### DIRECTIONS FOR THIS TASK
Go through the data line by line. Copy each one holding the string "panel".

### DATA PROVIDED
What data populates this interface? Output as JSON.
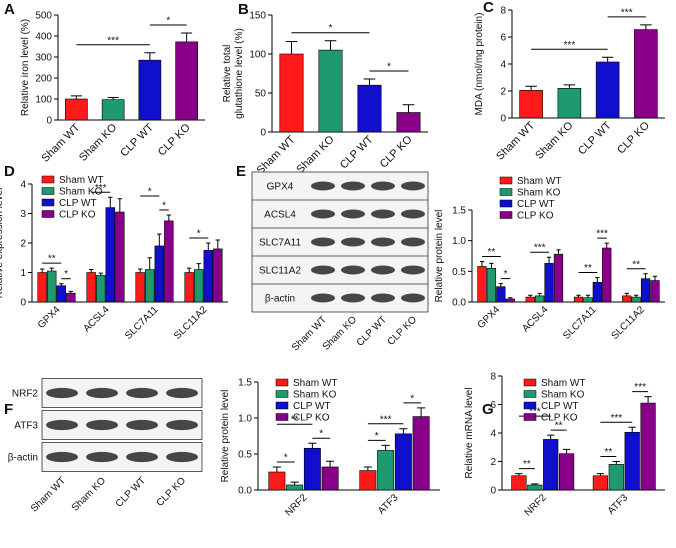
{
  "chart_data": [
    {
      "type": "bar",
      "panel": "A",
      "ylabel": [
        "Relative iron level (%)"
      ],
      "categories": [
        "Sham WT",
        "Sham KO",
        "CLP WT",
        "CLP KO"
      ],
      "values": [
        100,
        97,
        285,
        372
      ],
      "errors": [
        15,
        10,
        35,
        42
      ],
      "colors": [
        "#ff1a1a",
        "#1f9a6e",
        "#1010cc",
        "#880088"
      ],
      "ylim": [
        0,
        500
      ],
      "yticks": [
        0,
        100,
        200,
        300,
        400,
        500
      ],
      "annotations": [
        {
          "label": "***",
          "between": [
            "Sham WT",
            "CLP WT"
          ]
        },
        {
          "label": "*",
          "between": [
            "CLP WT",
            "CLP KO"
          ]
        }
      ]
    },
    {
      "type": "bar",
      "panel": "B",
      "ylabel": [
        "Relative total",
        "glutathione level (%)"
      ],
      "categories": [
        "Sham WT",
        "Sham KO",
        "CLP WT",
        "CLP KO"
      ],
      "values": [
        100,
        105,
        60,
        25
      ],
      "errors": [
        16,
        12,
        8,
        10
      ],
      "colors": [
        "#ff1a1a",
        "#1f9a6e",
        "#1010cc",
        "#880088"
      ],
      "ylim": [
        0,
        150
      ],
      "yticks": [
        0,
        50,
        100,
        150
      ],
      "annotations": [
        {
          "label": "*",
          "between": [
            "CLP WT",
            "CLP KO"
          ]
        },
        {
          "label": "*",
          "between": [
            "Sham WT",
            "CLP WT"
          ]
        }
      ]
    },
    {
      "type": "bar",
      "panel": "C",
      "ylabel": [
        "MDA (nmol/mg protein)"
      ],
      "categories": [
        "Sham WT",
        "Sham KO",
        "CLP WT",
        "CLP KO"
      ],
      "values": [
        2.05,
        2.2,
        4.15,
        6.55
      ],
      "errors": [
        0.3,
        0.25,
        0.35,
        0.35
      ],
      "colors": [
        "#ff1a1a",
        "#1f9a6e",
        "#1010cc",
        "#880088"
      ],
      "ylim": [
        0,
        8
      ],
      "yticks": [
        0,
        2,
        4,
        6,
        8
      ],
      "annotations": [
        {
          "label": "***",
          "between": [
            "Sham WT",
            "CLP WT"
          ]
        },
        {
          "label": "***",
          "between": [
            "CLP WT",
            "CLP KO"
          ]
        }
      ]
    },
    {
      "type": "bar",
      "panel": "D",
      "ylabel": [
        "Relative expression level"
      ],
      "legend": "upper left",
      "categories": [
        "GPX4",
        "ACSL4",
        "SLC7A11",
        "SLC11A2"
      ],
      "series": [
        {
          "name": "Sham WT",
          "color": "#ff1a1a",
          "values": [
            1.0,
            1.0,
            1.0,
            1.0
          ],
          "errors": [
            0.12,
            0.1,
            0.12,
            0.15
          ]
        },
        {
          "name": "Sham KO",
          "color": "#1f9a6e",
          "values": [
            1.05,
            0.9,
            1.1,
            1.1
          ],
          "errors": [
            0.1,
            0.08,
            0.4,
            0.2
          ]
        },
        {
          "name": "CLP WT",
          "color": "#1010cc",
          "values": [
            0.55,
            3.2,
            1.9,
            1.75
          ],
          "errors": [
            0.07,
            0.35,
            0.4,
            0.25
          ]
        },
        {
          "name": "CLP KO",
          "color": "#880088",
          "values": [
            0.3,
            3.05,
            2.75,
            1.8
          ],
          "errors": [
            0.06,
            0.45,
            0.2,
            0.3
          ]
        }
      ],
      "ylim": [
        0,
        4
      ],
      "yticks": [
        0,
        1,
        2,
        3,
        4
      ],
      "annotations": [
        {
          "label": "*",
          "category": "GPX4",
          "between": [
            "CLP WT",
            "CLP KO"
          ]
        },
        {
          "label": "**",
          "category": "GPX4",
          "between": [
            "Sham WT",
            "CLP WT"
          ]
        },
        {
          "label": "***",
          "category": "ACSL4",
          "between": [
            "Sham WT",
            "CLP WT"
          ]
        },
        {
          "label": "*",
          "category": "SLC7A11",
          "between": [
            "CLP WT",
            "CLP KO"
          ]
        },
        {
          "label": "*",
          "category": "SLC7A11",
          "between": [
            "Sham WT",
            "CLP WT"
          ]
        },
        {
          "label": "*",
          "category": "SLC11A2",
          "between": [
            "Sham WT",
            "CLP WT"
          ]
        }
      ]
    },
    {
      "type": "blot",
      "panel": "E",
      "rows": [
        "GPX4",
        "ACSL4",
        "SLC7A11",
        "SLC11A2",
        "β-actin"
      ],
      "categories": [
        "Sham WT",
        "Sham KO",
        "CLP WT",
        "CLP KO"
      ]
    },
    {
      "type": "bar",
      "ylabel": [
        "Relative protein level"
      ],
      "legend": "upper left",
      "categories": [
        "GPX4",
        "ACSL4",
        "SLC7A11",
        "SLC11A2"
      ],
      "series": [
        {
          "name": "Sham WT",
          "color": "#ff1a1a",
          "values": [
            0.58,
            0.08,
            0.08,
            0.1
          ],
          "errors": [
            0.08,
            0.03,
            0.03,
            0.04
          ]
        },
        {
          "name": "Sham KO",
          "color": "#1f9a6e",
          "values": [
            0.55,
            0.1,
            0.07,
            0.08
          ],
          "errors": [
            0.08,
            0.04,
            0.04,
            0.03
          ]
        },
        {
          "name": "CLP WT",
          "color": "#1010cc",
          "values": [
            0.25,
            0.63,
            0.32,
            0.38
          ],
          "errors": [
            0.05,
            0.1,
            0.08,
            0.08
          ]
        },
        {
          "name": "CLP KO",
          "color": "#880088",
          "values": [
            0.05,
            0.78,
            0.88,
            0.35
          ],
          "errors": [
            0.02,
            0.07,
            0.08,
            0.07
          ]
        }
      ],
      "ylim": [
        0,
        1.5
      ],
      "yticks": [
        {
          "value": 0,
          "label": "0.0"
        },
        {
          "value": 0.5,
          "label": "0.5"
        },
        {
          "value": 1,
          "label": "1.0"
        },
        {
          "value": 1.5,
          "label": "1.5"
        }
      ],
      "annotations": [
        {
          "label": "*",
          "category": "GPX4",
          "between": [
            "CLP WT",
            "CLP KO"
          ]
        },
        {
          "label": "**",
          "category": "GPX4",
          "between": [
            "Sham WT",
            "CLP WT"
          ]
        },
        {
          "label": "***",
          "category": "ACSL4",
          "between": [
            "Sham WT",
            "CLP WT"
          ]
        },
        {
          "label": "**",
          "category": "SLC7A11",
          "between": [
            "Sham WT",
            "CLP WT"
          ]
        },
        {
          "label": "***",
          "category": "SLC7A11",
          "between": [
            "CLP WT",
            "CLP KO"
          ]
        },
        {
          "label": "**",
          "category": "SLC11A2",
          "between": [
            "Sham WT",
            "CLP WT"
          ]
        }
      ]
    },
    {
      "type": "blot",
      "panel": "F",
      "rows": [
        "NRF2",
        "ATF3",
        "β-actin"
      ],
      "categories": [
        "Sham WT",
        "Sham KO",
        "CLP WT",
        "CLP KO"
      ]
    },
    {
      "type": "bar",
      "ylabel": [
        "Relative protein level"
      ],
      "legend": "upper left",
      "categories": [
        "NRF2",
        "ATF3"
      ],
      "series": [
        {
          "name": "Sham WT",
          "color": "#ff1a1a",
          "values": [
            0.25,
            0.27
          ],
          "errors": [
            0.07,
            0.05
          ]
        },
        {
          "name": "Sham KO",
          "color": "#1f9a6e",
          "values": [
            0.07,
            0.55
          ],
          "errors": [
            0.04,
            0.07
          ]
        },
        {
          "name": "CLP WT",
          "color": "#1010cc",
          "values": [
            0.58,
            0.78
          ],
          "errors": [
            0.07,
            0.07
          ]
        },
        {
          "name": "CLP KO",
          "color": "#880088",
          "values": [
            0.32,
            1.02
          ],
          "errors": [
            0.08,
            0.12
          ]
        }
      ],
      "ylim": [
        0,
        1.5
      ],
      "yticks": [
        {
          "value": 0,
          "label": "0.0"
        },
        {
          "value": 0.5,
          "label": "0.5"
        },
        {
          "value": 1,
          "label": "1.0"
        },
        {
          "value": 1.5,
          "label": "1.5"
        }
      ],
      "annotations": [
        {
          "label": "*",
          "category": "NRF2",
          "between": [
            "Sham WT",
            "Sham KO"
          ]
        },
        {
          "label": "*",
          "category": "NRF2",
          "between": [
            "CLP WT",
            "CLP KO"
          ]
        },
        {
          "label": "**",
          "category": "NRF2",
          "between": [
            "Sham WT",
            "CLP WT"
          ]
        },
        {
          "label": "*",
          "category": "ATF3",
          "between": [
            "Sham WT",
            "Sham KO"
          ]
        },
        {
          "label": "***",
          "category": "ATF3",
          "between": [
            "Sham WT",
            "CLP WT"
          ]
        },
        {
          "label": "*",
          "category": "ATF3",
          "between": [
            "CLP WT",
            "CLP KO"
          ]
        }
      ]
    },
    {
      "type": "bar",
      "panel": "G",
      "ylabel": [
        "Relative mRNA level"
      ],
      "legend": "upper left",
      "categories": [
        "NRF2",
        "ATF3"
      ],
      "series": [
        {
          "name": "Sham WT",
          "color": "#ff1a1a",
          "values": [
            1.0,
            1.0
          ],
          "errors": [
            0.15,
            0.15
          ]
        },
        {
          "name": "Sham KO",
          "color": "#1f9a6e",
          "values": [
            0.35,
            1.8
          ],
          "errors": [
            0.08,
            0.2
          ]
        },
        {
          "name": "CLP WT",
          "color": "#1010cc",
          "values": [
            3.55,
            4.05
          ],
          "errors": [
            0.3,
            0.35
          ]
        },
        {
          "name": "CLP KO",
          "color": "#880088",
          "values": [
            2.55,
            6.1
          ],
          "errors": [
            0.3,
            0.45
          ]
        }
      ],
      "ylim": [
        0,
        8
      ],
      "yticks": [
        0,
        2,
        4,
        6,
        8
      ],
      "annotations": [
        {
          "label": "**",
          "category": "NRF2",
          "between": [
            "Sham WT",
            "Sham KO"
          ]
        },
        {
          "label": "**",
          "category": "NRF2",
          "between": [
            "CLP WT",
            "CLP KO"
          ]
        },
        {
          "label": "***",
          "category": "NRF2",
          "between": [
            "Sham WT",
            "CLP WT"
          ]
        },
        {
          "label": "**",
          "category": "ATF3",
          "between": [
            "Sham WT",
            "Sham KO"
          ]
        },
        {
          "label": "***",
          "category": "ATF3",
          "between": [
            "Sham WT",
            "CLP WT"
          ]
        },
        {
          "label": "***",
          "category": "ATF3",
          "between": [
            "CLP WT",
            "CLP KO"
          ]
        }
      ]
    }
  ]
}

### EXERCISE ANSWER
      "panel": "A",
      "panel": "B",
      "panel": "C",
      "panel": "D",
      "panel": "E",
      "panel": "F",
      "panel": "G",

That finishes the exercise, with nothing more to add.